WRITTEN REQUEST:
Find and copy lines holding "argent".
------------------------------------
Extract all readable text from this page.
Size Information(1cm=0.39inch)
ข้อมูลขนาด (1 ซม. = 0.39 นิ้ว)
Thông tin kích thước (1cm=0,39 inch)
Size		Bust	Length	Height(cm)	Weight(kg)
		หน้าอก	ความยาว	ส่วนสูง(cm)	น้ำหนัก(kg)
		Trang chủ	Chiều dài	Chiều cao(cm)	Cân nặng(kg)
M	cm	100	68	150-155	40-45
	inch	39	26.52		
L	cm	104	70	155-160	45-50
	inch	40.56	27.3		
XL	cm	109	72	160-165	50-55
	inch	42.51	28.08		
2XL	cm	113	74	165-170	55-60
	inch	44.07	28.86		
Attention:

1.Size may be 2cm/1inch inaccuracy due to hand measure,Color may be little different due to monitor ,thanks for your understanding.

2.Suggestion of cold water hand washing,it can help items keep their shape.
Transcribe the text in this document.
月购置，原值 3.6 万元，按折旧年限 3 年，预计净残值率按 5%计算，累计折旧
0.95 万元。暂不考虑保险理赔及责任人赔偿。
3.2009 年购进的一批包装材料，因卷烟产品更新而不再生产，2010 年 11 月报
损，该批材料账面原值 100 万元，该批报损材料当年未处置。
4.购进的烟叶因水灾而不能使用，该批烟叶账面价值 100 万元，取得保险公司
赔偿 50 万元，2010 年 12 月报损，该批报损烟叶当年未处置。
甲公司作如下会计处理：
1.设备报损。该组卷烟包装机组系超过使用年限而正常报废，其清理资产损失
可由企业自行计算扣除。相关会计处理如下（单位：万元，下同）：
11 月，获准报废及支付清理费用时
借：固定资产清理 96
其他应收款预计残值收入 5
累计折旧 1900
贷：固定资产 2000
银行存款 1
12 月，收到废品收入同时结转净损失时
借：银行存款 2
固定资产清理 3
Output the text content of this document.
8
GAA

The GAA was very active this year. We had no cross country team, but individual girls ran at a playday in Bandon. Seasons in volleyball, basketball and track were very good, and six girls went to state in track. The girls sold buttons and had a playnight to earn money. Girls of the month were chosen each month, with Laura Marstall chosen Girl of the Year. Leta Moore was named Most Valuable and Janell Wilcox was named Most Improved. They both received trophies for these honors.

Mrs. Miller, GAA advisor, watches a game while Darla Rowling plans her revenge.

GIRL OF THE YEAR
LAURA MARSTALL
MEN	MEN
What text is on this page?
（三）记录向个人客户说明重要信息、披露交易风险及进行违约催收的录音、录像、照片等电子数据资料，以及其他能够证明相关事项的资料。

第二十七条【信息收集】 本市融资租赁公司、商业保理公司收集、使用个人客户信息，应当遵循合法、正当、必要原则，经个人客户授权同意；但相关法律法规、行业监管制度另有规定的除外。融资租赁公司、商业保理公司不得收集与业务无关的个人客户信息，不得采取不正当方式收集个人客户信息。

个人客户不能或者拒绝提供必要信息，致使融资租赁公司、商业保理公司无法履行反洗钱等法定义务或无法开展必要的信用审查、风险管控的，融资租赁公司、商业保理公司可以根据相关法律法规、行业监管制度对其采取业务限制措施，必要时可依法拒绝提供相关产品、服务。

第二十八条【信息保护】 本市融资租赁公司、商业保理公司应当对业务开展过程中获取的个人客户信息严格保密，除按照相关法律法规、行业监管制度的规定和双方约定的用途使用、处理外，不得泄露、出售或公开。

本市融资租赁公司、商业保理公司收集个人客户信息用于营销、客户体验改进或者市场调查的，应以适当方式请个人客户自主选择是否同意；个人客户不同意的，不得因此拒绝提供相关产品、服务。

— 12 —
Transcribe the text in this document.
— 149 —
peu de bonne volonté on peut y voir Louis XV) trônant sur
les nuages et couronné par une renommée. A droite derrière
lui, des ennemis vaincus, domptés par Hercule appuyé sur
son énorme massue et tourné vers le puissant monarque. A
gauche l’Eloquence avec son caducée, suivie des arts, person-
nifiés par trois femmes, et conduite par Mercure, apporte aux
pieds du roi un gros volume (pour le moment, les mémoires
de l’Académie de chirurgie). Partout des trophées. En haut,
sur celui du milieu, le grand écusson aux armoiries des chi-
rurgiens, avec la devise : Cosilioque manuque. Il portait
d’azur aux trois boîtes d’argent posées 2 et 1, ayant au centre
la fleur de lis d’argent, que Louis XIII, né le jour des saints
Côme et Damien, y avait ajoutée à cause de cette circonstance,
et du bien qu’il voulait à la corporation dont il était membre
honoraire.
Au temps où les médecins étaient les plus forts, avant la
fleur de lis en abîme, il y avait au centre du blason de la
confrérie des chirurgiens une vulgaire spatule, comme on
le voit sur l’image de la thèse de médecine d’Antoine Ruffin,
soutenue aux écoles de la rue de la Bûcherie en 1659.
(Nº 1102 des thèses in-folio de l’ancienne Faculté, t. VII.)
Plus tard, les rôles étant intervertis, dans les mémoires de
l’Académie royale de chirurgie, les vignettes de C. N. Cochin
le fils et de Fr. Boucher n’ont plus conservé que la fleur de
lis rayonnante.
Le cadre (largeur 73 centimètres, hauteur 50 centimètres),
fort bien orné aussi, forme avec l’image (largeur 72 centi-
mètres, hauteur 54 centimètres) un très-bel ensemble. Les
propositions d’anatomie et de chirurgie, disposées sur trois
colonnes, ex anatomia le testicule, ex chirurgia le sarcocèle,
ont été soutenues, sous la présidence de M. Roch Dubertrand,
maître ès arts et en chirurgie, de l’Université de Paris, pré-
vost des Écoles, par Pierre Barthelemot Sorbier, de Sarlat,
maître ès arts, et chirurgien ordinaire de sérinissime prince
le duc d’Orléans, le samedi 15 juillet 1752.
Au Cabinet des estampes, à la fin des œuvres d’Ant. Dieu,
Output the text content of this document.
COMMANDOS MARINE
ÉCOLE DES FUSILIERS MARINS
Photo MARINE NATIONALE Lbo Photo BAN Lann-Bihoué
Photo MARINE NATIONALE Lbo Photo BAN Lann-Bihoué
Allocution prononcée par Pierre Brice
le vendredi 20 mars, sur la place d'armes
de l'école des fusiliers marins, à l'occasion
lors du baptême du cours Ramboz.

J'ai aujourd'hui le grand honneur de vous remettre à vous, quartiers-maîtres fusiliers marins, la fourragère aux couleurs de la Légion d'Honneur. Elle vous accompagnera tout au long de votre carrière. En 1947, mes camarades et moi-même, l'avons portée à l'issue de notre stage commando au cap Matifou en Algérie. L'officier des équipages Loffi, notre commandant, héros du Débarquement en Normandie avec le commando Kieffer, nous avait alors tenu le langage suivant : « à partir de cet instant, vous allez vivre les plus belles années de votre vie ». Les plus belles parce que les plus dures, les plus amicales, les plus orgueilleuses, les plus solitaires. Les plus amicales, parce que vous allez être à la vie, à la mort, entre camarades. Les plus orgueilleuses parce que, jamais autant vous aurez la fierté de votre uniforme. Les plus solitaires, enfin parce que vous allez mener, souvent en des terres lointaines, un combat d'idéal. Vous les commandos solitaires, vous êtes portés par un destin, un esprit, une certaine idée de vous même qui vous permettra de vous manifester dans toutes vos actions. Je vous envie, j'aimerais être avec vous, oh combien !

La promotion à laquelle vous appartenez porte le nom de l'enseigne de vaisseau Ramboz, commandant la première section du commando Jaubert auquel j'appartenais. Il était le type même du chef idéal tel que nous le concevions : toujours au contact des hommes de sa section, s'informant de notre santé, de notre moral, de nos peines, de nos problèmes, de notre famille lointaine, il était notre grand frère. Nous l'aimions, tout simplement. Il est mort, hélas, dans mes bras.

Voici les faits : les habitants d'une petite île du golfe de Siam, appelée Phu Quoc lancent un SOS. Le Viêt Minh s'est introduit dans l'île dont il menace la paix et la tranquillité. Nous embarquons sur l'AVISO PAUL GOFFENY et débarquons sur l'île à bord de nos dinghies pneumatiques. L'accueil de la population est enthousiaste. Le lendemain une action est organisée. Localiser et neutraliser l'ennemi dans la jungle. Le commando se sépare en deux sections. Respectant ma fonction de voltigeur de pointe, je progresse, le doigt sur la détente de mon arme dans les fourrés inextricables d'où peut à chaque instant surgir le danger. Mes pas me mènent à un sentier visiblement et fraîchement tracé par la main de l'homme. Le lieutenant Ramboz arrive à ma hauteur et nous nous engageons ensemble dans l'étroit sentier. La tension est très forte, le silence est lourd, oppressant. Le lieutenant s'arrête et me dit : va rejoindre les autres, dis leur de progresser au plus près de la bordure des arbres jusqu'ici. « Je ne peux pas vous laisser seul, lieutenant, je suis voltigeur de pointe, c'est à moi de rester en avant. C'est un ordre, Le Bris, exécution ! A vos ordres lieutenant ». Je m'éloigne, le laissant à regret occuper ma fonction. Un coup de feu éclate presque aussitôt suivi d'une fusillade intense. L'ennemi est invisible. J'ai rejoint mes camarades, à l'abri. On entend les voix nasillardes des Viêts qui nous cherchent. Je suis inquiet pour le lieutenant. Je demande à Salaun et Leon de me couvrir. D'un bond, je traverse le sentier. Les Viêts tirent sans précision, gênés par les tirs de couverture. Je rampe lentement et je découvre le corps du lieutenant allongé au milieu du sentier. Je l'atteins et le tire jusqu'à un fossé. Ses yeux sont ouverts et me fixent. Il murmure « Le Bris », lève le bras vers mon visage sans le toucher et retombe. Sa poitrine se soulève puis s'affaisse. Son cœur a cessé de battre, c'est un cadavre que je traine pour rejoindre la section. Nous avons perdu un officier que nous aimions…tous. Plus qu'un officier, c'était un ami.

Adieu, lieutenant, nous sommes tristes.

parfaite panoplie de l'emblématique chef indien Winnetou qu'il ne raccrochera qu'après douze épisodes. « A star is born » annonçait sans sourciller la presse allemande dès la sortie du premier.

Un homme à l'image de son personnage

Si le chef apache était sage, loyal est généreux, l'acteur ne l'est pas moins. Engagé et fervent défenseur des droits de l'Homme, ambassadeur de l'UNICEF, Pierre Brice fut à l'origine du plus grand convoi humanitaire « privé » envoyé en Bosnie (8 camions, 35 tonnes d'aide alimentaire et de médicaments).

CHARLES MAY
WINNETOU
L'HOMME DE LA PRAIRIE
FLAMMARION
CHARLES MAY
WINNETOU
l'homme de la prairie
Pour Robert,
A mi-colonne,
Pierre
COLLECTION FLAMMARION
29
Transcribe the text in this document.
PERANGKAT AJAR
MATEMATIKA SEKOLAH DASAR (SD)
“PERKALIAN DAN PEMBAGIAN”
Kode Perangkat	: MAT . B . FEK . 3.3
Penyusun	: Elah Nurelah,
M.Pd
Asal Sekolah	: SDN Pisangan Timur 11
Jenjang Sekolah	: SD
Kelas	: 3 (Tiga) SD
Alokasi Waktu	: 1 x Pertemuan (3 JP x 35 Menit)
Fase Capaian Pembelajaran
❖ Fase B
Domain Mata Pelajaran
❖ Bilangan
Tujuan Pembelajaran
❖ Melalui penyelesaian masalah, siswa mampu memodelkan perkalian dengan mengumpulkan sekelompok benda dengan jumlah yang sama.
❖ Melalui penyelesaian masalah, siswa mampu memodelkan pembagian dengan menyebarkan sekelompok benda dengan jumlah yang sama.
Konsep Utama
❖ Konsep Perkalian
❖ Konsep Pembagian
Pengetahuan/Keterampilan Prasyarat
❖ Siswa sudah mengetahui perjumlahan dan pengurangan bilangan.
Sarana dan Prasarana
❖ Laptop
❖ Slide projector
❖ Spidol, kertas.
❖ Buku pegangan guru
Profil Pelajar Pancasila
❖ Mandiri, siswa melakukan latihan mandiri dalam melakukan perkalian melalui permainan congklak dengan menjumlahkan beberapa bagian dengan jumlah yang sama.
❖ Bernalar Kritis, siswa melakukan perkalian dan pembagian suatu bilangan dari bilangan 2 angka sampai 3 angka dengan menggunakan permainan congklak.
------------------------------------
SOLUTION:
d’azur aux trois boîtes d’argent posées 2 et 1, ayant au centre
la fleur de lis d’argent, que Louis XIII, né le jour des saints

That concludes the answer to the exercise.